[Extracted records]
^^^^^^^^

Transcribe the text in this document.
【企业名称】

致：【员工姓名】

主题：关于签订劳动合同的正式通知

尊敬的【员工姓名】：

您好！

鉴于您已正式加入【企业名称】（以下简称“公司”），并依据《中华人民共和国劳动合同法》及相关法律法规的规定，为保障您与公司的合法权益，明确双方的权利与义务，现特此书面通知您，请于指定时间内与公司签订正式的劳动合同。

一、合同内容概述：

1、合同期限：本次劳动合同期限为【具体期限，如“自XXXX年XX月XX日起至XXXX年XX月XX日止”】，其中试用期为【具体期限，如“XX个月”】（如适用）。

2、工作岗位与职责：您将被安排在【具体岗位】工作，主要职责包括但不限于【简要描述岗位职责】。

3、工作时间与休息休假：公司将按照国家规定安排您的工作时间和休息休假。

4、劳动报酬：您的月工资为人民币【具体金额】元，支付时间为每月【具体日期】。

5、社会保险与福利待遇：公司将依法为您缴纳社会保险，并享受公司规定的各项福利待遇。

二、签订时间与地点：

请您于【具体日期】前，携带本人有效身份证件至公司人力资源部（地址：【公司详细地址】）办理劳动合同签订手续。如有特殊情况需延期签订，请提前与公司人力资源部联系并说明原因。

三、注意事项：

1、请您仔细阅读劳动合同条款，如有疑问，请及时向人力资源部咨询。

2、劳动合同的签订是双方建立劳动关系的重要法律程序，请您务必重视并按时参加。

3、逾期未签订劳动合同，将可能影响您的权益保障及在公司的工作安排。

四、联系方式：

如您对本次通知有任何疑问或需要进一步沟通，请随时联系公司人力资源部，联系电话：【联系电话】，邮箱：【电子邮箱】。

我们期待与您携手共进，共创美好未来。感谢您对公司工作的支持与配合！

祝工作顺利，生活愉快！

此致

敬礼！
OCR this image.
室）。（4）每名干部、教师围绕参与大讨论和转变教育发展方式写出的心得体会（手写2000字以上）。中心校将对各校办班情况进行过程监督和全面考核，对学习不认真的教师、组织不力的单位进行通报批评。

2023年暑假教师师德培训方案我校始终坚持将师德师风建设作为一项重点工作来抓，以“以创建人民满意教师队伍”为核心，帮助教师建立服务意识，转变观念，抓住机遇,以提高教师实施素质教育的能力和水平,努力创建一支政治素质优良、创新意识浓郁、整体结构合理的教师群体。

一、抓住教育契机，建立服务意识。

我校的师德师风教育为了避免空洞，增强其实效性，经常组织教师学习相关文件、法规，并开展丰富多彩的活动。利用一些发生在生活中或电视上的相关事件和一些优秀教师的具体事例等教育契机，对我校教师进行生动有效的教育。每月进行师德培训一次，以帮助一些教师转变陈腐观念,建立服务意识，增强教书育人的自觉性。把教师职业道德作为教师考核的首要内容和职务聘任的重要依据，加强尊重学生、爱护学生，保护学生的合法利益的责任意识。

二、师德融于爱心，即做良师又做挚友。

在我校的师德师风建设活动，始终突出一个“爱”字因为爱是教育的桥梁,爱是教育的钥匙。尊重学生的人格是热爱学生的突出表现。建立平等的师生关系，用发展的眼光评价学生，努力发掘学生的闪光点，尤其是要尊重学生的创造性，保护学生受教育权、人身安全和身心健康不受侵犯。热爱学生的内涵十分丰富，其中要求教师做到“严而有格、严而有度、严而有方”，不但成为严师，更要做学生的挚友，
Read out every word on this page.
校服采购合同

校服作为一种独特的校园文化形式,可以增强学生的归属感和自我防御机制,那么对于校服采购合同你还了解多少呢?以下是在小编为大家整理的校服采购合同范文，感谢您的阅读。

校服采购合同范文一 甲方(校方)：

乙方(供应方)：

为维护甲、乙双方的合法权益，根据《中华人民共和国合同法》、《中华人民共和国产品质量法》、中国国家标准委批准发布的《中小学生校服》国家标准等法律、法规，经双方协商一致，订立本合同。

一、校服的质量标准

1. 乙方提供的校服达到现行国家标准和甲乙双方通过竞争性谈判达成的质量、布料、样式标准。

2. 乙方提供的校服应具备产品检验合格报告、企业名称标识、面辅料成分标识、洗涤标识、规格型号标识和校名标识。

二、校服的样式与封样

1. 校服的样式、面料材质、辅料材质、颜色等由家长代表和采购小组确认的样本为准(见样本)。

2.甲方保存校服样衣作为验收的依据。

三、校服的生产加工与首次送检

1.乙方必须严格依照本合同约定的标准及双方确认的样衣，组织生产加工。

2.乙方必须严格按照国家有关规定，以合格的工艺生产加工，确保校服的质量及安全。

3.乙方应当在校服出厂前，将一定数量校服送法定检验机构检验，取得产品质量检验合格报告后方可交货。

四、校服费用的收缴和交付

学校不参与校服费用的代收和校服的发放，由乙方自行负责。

^^^^^^^^

## WHAT THE TASK REQUIRES
Locate the string "this" in the listing above and copy every line where it occurs.

## EXERCISE RESPONSE
Transcribe the text in this document.
OCR this image.
Read out every word on this page.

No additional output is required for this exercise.